- **STATED TASK**: List all lines of the data that include the string "English".

═════ DATASET ═════

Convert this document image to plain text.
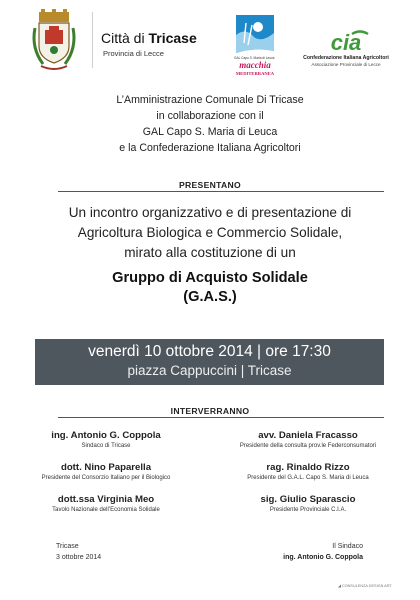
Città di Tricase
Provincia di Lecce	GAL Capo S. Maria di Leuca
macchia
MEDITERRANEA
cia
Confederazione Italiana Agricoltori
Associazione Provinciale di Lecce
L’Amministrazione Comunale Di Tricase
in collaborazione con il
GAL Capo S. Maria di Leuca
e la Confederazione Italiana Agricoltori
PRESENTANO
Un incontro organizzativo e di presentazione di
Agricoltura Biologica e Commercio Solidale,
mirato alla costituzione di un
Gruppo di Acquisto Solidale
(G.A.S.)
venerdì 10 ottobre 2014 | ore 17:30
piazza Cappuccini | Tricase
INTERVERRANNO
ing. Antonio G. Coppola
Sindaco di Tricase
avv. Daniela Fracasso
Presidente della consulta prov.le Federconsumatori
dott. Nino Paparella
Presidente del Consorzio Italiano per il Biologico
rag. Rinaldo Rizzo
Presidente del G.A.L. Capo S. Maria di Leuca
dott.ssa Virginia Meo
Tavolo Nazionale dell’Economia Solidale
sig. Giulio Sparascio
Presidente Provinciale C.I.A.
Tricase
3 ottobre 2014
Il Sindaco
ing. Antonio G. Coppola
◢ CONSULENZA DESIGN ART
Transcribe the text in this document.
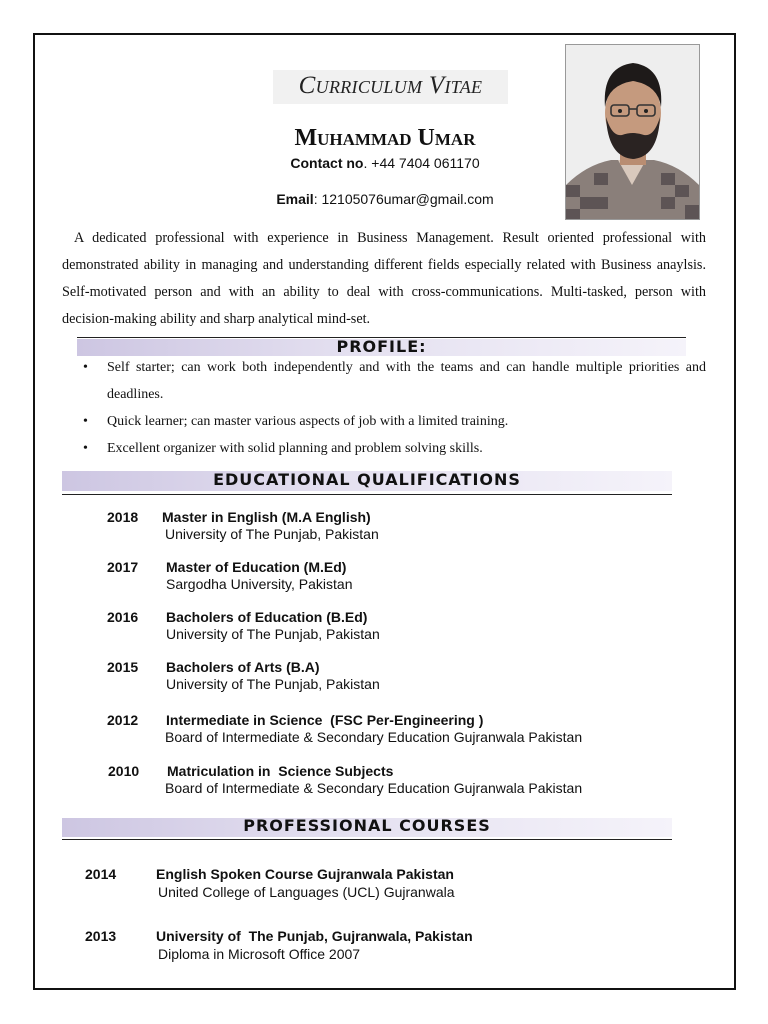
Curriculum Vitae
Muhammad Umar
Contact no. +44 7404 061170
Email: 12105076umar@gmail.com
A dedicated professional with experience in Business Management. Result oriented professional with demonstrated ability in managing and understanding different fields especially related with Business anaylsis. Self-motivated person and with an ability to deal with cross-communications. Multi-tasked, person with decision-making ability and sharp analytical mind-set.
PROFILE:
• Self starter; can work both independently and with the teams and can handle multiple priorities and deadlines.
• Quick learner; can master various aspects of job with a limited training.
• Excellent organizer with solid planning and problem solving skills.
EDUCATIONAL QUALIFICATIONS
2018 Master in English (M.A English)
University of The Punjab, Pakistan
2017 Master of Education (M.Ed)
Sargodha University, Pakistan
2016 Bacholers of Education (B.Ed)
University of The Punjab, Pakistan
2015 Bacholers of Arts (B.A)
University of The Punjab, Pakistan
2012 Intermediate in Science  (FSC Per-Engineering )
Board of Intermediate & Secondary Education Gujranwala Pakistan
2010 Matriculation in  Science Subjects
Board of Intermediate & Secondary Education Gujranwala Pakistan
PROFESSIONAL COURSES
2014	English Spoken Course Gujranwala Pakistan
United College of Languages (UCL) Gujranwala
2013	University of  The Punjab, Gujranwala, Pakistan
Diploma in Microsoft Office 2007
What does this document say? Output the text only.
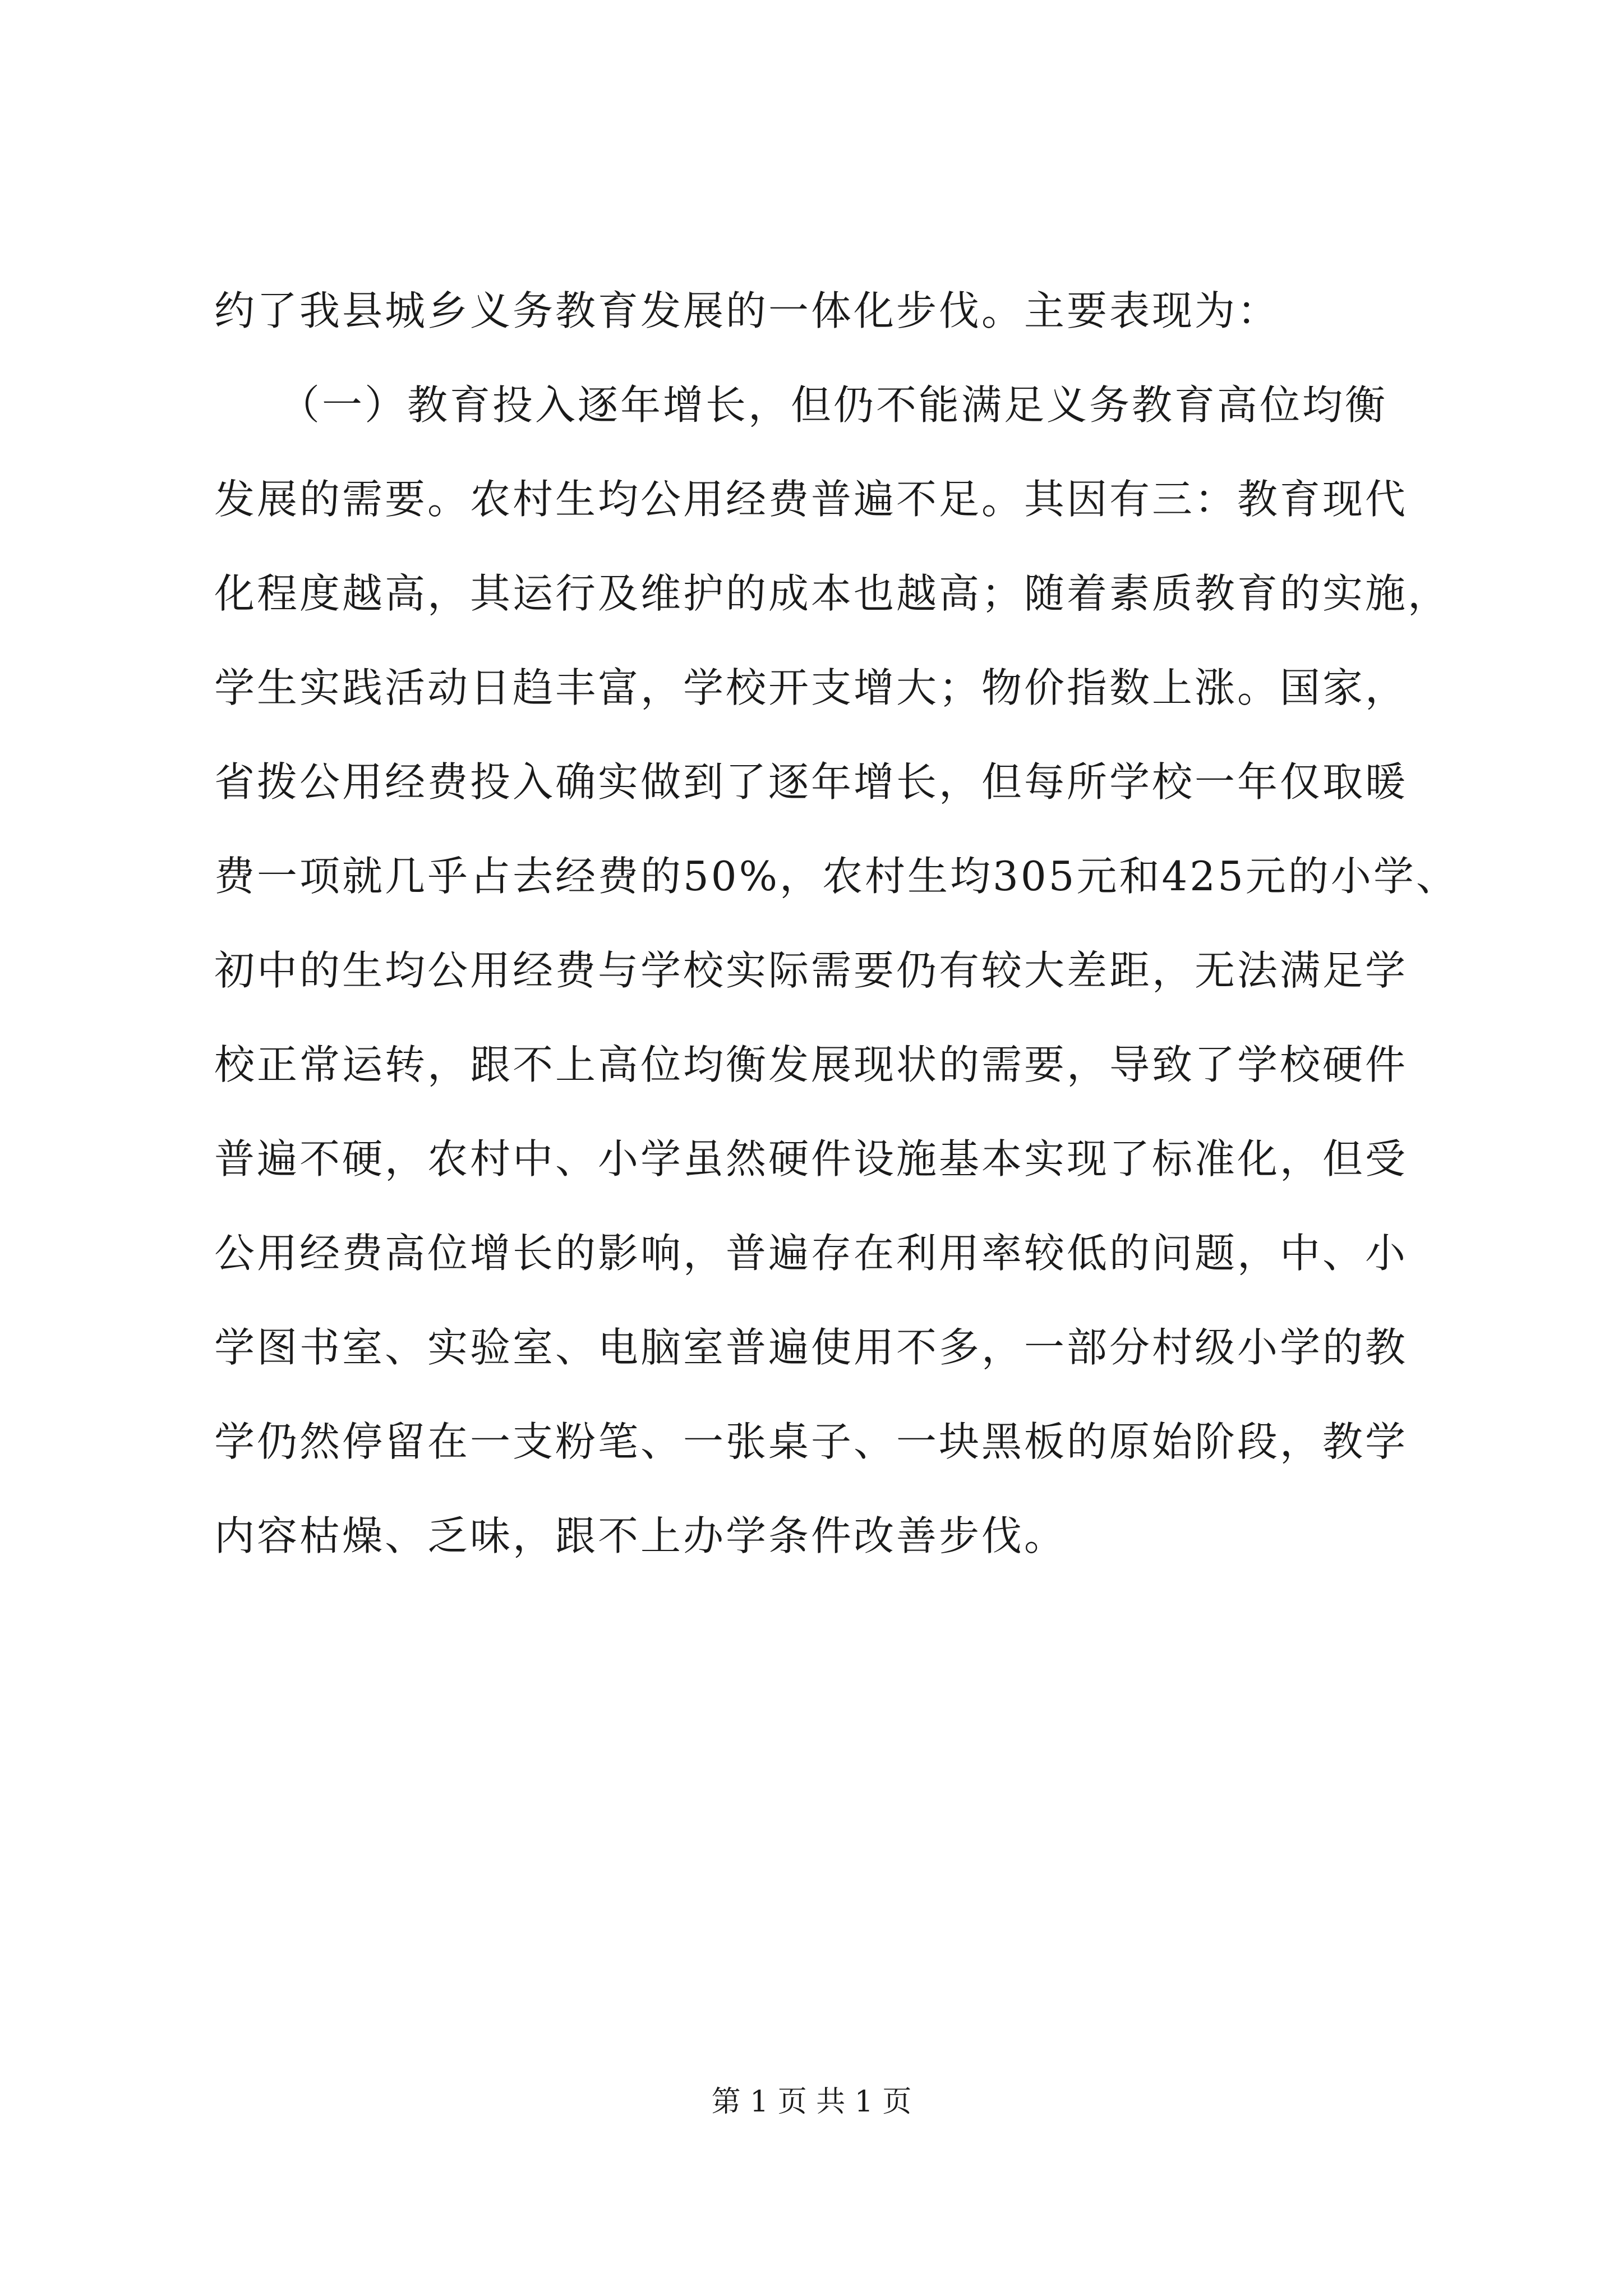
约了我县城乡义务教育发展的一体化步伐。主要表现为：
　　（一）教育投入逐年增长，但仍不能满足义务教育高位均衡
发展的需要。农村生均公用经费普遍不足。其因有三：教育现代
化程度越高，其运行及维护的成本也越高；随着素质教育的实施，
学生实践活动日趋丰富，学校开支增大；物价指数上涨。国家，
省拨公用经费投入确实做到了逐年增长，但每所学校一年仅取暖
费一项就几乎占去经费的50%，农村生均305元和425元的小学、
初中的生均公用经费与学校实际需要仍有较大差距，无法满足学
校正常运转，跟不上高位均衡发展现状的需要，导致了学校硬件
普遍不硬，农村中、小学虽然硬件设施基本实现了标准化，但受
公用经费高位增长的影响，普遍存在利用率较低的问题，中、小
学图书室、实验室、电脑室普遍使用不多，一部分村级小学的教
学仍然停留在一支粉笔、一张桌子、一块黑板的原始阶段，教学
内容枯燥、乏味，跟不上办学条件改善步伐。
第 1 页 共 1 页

═════

- **SOLUTION FOR THIS PROBLEM**:
2018 Master in English (M.A English)
2014	English Spoken Course Gujranwala Pakistan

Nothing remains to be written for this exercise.